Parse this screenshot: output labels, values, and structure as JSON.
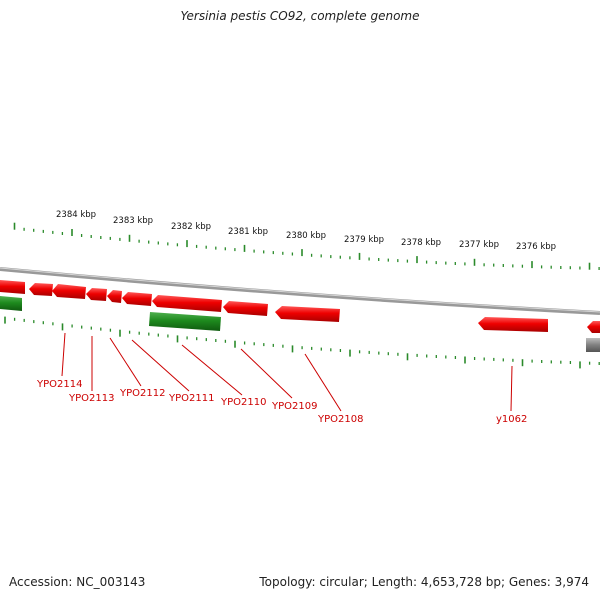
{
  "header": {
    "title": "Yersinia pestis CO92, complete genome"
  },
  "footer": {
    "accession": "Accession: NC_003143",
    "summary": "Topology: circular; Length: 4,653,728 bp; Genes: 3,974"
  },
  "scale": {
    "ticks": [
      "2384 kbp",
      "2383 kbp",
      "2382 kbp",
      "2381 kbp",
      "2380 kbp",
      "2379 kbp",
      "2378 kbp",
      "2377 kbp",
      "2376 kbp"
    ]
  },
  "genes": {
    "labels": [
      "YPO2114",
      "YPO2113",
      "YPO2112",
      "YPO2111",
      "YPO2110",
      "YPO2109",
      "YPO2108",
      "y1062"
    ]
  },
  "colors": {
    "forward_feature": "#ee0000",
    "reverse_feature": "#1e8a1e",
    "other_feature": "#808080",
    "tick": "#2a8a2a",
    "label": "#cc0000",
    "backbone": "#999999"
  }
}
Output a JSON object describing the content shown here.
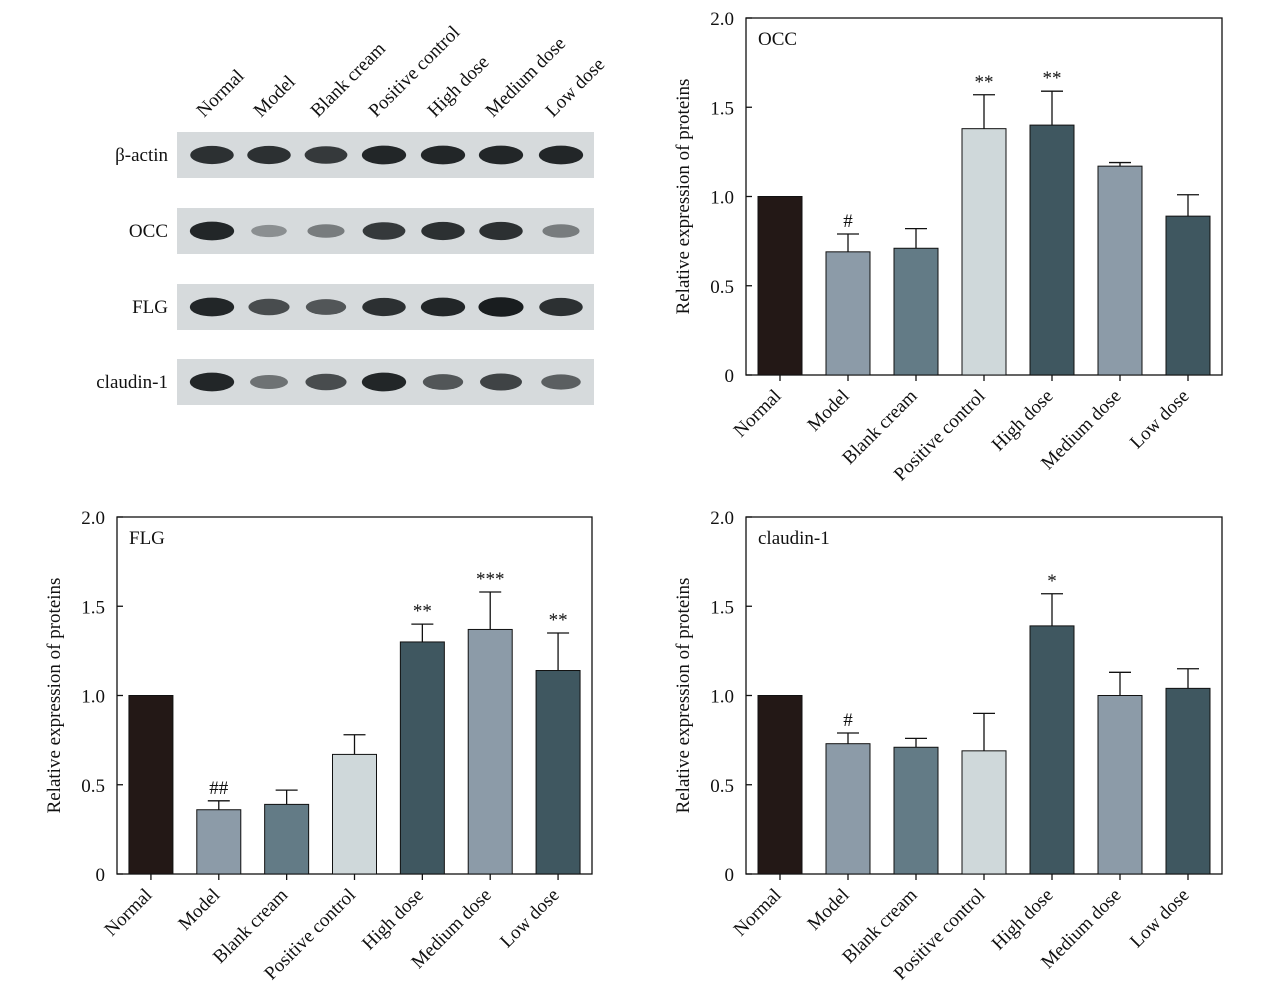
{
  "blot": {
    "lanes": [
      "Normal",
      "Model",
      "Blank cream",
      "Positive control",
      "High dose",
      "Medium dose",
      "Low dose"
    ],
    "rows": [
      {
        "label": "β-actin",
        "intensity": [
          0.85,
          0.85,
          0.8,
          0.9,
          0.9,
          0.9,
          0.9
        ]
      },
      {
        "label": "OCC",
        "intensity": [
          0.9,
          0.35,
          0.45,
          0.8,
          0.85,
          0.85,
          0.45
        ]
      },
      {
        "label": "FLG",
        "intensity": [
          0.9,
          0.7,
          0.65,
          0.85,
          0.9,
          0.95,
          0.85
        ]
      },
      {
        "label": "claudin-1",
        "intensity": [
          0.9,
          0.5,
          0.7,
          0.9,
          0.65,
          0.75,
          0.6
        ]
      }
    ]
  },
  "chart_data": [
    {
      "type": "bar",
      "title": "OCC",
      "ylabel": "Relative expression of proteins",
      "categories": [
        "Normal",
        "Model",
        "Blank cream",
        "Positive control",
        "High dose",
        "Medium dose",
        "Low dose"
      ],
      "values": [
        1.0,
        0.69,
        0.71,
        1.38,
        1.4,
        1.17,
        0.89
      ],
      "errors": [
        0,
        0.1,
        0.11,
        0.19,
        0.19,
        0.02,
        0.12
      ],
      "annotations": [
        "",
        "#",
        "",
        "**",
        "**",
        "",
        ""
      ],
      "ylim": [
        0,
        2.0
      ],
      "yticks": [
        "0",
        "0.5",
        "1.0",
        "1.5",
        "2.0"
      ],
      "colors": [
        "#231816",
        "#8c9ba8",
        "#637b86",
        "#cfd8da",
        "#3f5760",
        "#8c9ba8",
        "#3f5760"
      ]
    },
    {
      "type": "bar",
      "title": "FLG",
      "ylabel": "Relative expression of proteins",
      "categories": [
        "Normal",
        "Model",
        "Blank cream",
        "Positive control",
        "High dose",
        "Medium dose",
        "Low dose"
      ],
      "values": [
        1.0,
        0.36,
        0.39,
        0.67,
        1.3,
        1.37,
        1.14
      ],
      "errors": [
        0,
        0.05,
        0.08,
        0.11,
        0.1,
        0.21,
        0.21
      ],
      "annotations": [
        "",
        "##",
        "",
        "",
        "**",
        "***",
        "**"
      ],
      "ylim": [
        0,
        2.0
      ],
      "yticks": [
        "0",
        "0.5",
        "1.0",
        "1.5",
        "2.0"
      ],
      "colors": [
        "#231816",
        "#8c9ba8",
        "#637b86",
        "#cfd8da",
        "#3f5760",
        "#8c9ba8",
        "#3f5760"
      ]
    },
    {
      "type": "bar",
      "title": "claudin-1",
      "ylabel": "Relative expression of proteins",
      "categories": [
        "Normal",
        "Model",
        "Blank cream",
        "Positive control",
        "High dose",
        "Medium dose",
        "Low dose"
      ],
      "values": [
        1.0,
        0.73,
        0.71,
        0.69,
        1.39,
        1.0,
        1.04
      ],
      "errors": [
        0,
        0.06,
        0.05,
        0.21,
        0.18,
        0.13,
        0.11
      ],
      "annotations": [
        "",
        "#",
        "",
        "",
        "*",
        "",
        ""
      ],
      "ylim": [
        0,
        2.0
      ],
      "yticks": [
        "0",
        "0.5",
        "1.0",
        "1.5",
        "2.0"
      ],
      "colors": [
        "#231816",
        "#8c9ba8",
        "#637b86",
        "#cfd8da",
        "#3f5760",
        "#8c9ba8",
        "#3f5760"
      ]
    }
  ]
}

[Directions for this task]
Check each line of the entries above, and show every one holding the word "title".

[Output of the task]
    "title": "Yersinia pestis CO92, complete genome"
      "title": "OCC",
      "title": "FLG",
      "title": "claudin-1",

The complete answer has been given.